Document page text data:
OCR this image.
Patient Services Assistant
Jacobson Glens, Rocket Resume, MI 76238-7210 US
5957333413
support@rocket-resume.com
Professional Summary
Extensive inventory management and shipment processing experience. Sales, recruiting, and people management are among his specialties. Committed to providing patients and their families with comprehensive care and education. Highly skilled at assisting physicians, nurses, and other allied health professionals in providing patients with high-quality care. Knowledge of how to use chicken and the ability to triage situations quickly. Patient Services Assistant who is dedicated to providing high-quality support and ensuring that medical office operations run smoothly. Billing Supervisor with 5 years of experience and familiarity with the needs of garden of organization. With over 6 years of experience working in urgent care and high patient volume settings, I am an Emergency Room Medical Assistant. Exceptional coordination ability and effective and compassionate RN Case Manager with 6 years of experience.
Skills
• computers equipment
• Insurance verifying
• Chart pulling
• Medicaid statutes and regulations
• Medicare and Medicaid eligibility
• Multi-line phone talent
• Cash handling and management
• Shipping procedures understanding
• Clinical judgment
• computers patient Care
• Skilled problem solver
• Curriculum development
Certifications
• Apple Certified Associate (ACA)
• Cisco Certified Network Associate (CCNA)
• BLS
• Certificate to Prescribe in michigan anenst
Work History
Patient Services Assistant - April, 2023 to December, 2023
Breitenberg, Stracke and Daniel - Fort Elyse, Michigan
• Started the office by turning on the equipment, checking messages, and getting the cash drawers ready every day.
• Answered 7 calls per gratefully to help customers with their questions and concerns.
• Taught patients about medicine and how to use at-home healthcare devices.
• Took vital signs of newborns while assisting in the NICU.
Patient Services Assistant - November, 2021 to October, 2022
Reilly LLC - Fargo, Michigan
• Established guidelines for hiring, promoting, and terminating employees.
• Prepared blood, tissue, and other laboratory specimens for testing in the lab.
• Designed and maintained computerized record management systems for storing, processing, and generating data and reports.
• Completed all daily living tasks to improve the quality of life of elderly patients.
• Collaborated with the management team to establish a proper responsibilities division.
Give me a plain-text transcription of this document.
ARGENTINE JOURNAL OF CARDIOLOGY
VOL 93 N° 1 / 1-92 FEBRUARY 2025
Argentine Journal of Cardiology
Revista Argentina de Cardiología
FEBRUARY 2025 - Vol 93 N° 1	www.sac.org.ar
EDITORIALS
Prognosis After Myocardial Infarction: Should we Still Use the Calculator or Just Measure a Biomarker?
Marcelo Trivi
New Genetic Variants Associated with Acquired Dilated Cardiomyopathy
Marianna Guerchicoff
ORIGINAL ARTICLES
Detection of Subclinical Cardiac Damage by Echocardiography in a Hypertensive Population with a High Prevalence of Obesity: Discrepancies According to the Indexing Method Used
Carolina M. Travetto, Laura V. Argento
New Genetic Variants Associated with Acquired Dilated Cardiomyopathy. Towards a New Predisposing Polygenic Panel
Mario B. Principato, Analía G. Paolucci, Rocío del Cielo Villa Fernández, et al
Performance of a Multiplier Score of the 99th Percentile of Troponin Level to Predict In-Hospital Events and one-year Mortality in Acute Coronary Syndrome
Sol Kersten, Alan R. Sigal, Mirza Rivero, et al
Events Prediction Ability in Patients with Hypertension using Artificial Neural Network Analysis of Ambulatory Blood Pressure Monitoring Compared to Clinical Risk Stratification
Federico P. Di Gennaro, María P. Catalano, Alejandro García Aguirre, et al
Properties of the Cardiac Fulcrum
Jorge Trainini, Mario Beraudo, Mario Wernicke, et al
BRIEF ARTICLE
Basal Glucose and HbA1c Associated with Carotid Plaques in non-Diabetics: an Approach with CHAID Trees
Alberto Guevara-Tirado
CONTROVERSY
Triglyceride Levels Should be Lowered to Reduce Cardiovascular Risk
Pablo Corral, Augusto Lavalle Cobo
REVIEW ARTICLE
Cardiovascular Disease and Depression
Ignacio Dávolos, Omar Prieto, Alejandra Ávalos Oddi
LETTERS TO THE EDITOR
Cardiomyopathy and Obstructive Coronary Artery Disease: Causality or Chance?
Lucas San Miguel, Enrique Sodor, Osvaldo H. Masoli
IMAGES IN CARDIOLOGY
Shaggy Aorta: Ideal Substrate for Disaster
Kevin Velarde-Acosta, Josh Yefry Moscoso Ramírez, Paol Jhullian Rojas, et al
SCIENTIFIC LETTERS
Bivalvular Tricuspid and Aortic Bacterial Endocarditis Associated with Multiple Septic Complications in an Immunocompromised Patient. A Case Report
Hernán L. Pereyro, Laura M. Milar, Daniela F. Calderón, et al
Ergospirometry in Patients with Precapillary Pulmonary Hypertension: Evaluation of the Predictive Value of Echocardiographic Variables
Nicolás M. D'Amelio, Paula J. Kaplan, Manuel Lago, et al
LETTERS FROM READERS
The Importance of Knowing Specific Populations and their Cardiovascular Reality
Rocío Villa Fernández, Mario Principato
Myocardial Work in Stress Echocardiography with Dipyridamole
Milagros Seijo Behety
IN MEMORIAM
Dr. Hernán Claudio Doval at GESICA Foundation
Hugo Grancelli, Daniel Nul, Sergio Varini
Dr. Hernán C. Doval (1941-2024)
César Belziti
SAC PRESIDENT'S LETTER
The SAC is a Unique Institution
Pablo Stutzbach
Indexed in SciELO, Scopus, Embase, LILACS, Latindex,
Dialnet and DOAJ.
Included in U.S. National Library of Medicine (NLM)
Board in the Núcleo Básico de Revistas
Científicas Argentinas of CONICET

*TASK TO CARRY OUT:*
Restate the records above verbatim, omitting no line.

*RESPONSE TO THE EXERCISE:*
OCR this image.
Patient Services Assistant
Jacobson Glens, Rocket Resume, MI 76238-7210 US
5957333413
support@rocket-resume.com
Professional Summary
Extensive inventory management and shipment processing experience. Sales, recruiting, and people management are among his specialties. Committed to providing patients and their families with comprehensive care and education. Highly skilled at assisting physicians, nurses, and other allied health professionals in providing patients with high-quality care. Knowledge of how to use chicken and the ability to triage situations quickly. Patient Services Assistant who is dedicated to providing high-quality support and ensuring that medical office operations run smoothly. Billing Supervisor with 5 years of experience and familiarity with the needs of garden of organization. With over 6 years of experience working in urgent care and high patient volume settings, I am an Emergency Room Medical Assistant. Exceptional coordination ability and effective and compassionate RN Case Manager with 6 years of experience.
Skills
• computers equipment
• Insurance verifying
• Chart pulling
• Medicaid statutes and regulations
• Medicare and Medicaid eligibility
• Multi-line phone talent
• Cash handling and management
• Shipping procedures understanding
• Clinical judgment
• computers patient Care
• Skilled problem solver
• Curriculum development
Certifications
• Apple Certified Associate (ACA)
• Cisco Certified Network Associate (CCNA)
• BLS
• Certificate to Prescribe in michigan anenst
Work History
Patient Services Assistant - April, 2023 to December, 2023
Breitenberg, Stracke and Daniel - Fort Elyse, Michigan
• Started the office by turning on the equipment, checking messages, and getting the cash drawers ready every day.
• Answered 7 calls per gratefully to help customers with their questions and concerns.
• Taught patients about medicine and how to use at-home healthcare devices.
• Took vital signs of newborns while assisting in the NICU.
Patient Services Assistant - November, 2021 to October, 2022
Reilly LLC - Fargo, Michigan
• Established guidelines for hiring, promoting, and terminating employees.
• Prepared blood, tissue, and other laboratory specimens for testing in the lab.
• Designed and maintained computerized record management systems for storing, processing, and generating data and reports.
• Completed all daily living tasks to improve the quality of life of elderly patients.
• Collaborated with the management team to establish a proper responsibilities division.
Give me a plain-text transcription of this document.
ARGENTINE JOURNAL OF CARDIOLOGY
VOL 93 N° 1 / 1-92 FEBRUARY 2025
Argentine Journal of Cardiology
Revista Argentina de Cardiología
FEBRUARY 2025 - Vol 93 N° 1	www.sac.org.ar
EDITORIALS
Prognosis After Myocardial Infarction: Should we Still Use the Calculator or Just Measure a Biomarker?
Marcelo Trivi
New Genetic Variants Associated with Acquired Dilated Cardiomyopathy
Marianna Guerchicoff
ORIGINAL ARTICLES
Detection of Subclinical Cardiac Damage by Echocardiography in a Hypertensive Population with a High Prevalence of Obesity: Discrepancies According to the Indexing Method Used
Carolina M. Travetto, Laura V. Argento
New Genetic Variants Associated with Acquired Dilated Cardiomyopathy. Towards a New Predisposing Polygenic Panel
Mario B. Principato, Analía G. Paolucci, Rocío del Cielo Villa Fernández, et al
Performance of a Multiplier Score of the 99th Percentile of Troponin Level to Predict In-Hospital Events and one-year Mortality in Acute Coronary Syndrome
Sol Kersten, Alan R. Sigal, Mirza Rivero, et al
Events Prediction Ability in Patients with Hypertension using Artificial Neural Network Analysis of Ambulatory Blood Pressure Monitoring Compared to Clinical Risk Stratification
Federico P. Di Gennaro, María P. Catalano, Alejandro García Aguirre, et al
Properties of the Cardiac Fulcrum
Jorge Trainini, Mario Beraudo, Mario Wernicke, et al
BRIEF ARTICLE
Basal Glucose and HbA1c Associated with Carotid Plaques in non-Diabetics: an Approach with CHAID Trees
Alberto Guevara-Tirado
CONTROVERSY
Triglyceride Levels Should be Lowered to Reduce Cardiovascular Risk
Pablo Corral, Augusto Lavalle Cobo
REVIEW ARTICLE
Cardiovascular Disease and Depression
Ignacio Dávolos, Omar Prieto, Alejandra Ávalos Oddi
LETTERS TO THE EDITOR
Cardiomyopathy and Obstructive Coronary Artery Disease: Causality or Chance?
Lucas San Miguel, Enrique Sodor, Osvaldo H. Masoli
IMAGES IN CARDIOLOGY
Shaggy Aorta: Ideal Substrate for Disaster
Kevin Velarde-Acosta, Josh Yefry Moscoso Ramírez, Paol Jhullian Rojas, et al
SCIENTIFIC LETTERS
Bivalvular Tricuspid and Aortic Bacterial Endocarditis Associated with Multiple Septic Complications in an Immunocompromised Patient. A Case Report
Hernán L. Pereyro, Laura M. Milar, Daniela F. Calderón, et al
Ergospirometry in Patients with Precapillary Pulmonary Hypertension: Evaluation of the Predictive Value of Echocardiographic Variables
Nicolás M. D'Amelio, Paula J. Kaplan, Manuel Lago, et al
LETTERS FROM READERS
The Importance of Knowing Specific Populations and their Cardiovascular Reality
Rocío Villa Fernández, Mario Principato
Myocardial Work in Stress Echocardiography with Dipyridamole
Milagros Seijo Behety
IN MEMORIAM
Dr. Hernán Claudio Doval at GESICA Foundation
Hugo Grancelli, Daniel Nul, Sergio Varini
Dr. Hernán C. Doval (1941-2024)
César Belziti
SAC PRESIDENT'S LETTER
The SAC is a Unique Institution
Pablo Stutzbach
Indexed in SciELO, Scopus, Embase, LILACS, Latindex,
Dialnet and DOAJ.
Included in U.S. National Library of Medicine (NLM)
Board in the Núcleo Básico de Revistas
Científicas Argentinas of CONICET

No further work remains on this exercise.